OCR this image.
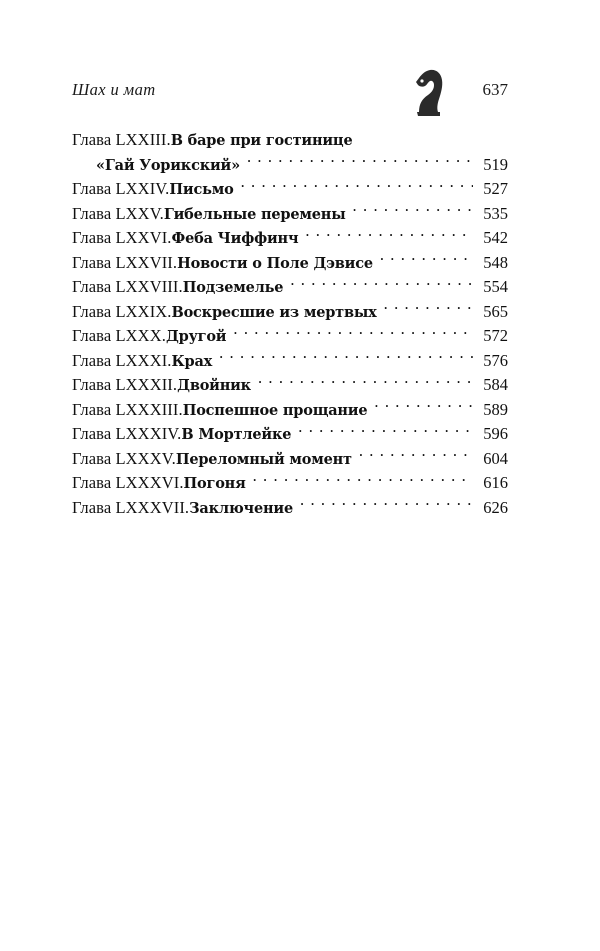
Шах и мат	637
Глава LXXIII. В баре при гостинице
«Гай Уорикский» . . .	519
Глава LXXIV. Письмо . . .	527
Глава LXXV. Гибельные перемены . . .	535
Глава LXXVI. Феба Чиффинч . . .	542
Глава LXXVII. Новости о Поле Дэвисе . . .	548
Глава LXXVIII. Подземелье . . .	554
Глава LXXIX. Воскресшие из мертвых . . .	565
Глава LXXX. Другой . . .	572
Глава LXXXI. Крах . . .	576
Глава LXXXII. Двойник . . .	584
Глава LXXXIII. Поспешное прощание . . .	589
Глава LXXXIV. В Мортлейке . . .	596
Глава LXXXV. Переломный момент . . .	604
Глава LXXXVI. Погоня . . .	616
Глава LXXXVII. Заключение . . .	626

- Exercise aim: Repeat the data in full and exactly. Omit pictures.

- Expected answer:
OCR this image.
Шах и мат	637
Глава LXXIII. В баре при гостинице
«Гай Уорикский» . . .	519
Глава LXXIV. Письмо . . .	527
Глава LXXV. Гибельные перемены . . .	535
Глава LXXVI. Феба Чиффинч . . .	542
Глава LXXVII. Новости о Поле Дэвисе . . .	548
Глава LXXVIII. Подземелье . . .	554
Глава LXXIX. Воскресшие из мертвых . . .	565
Глава LXXX. Другой . . .	572
Глава LXXXI. Крах . . .	576
Глава LXXXII. Двойник . . .	584
Глава LXXXIII. Поспешное прощание . . .	589
Глава LXXXIV. В Мортлейке . . .	596
Глава LXXXV. Переломный момент . . .	604
Глава LXXXVI. Погоня . . .	616
Глава LXXXVII. Заключение . . .	626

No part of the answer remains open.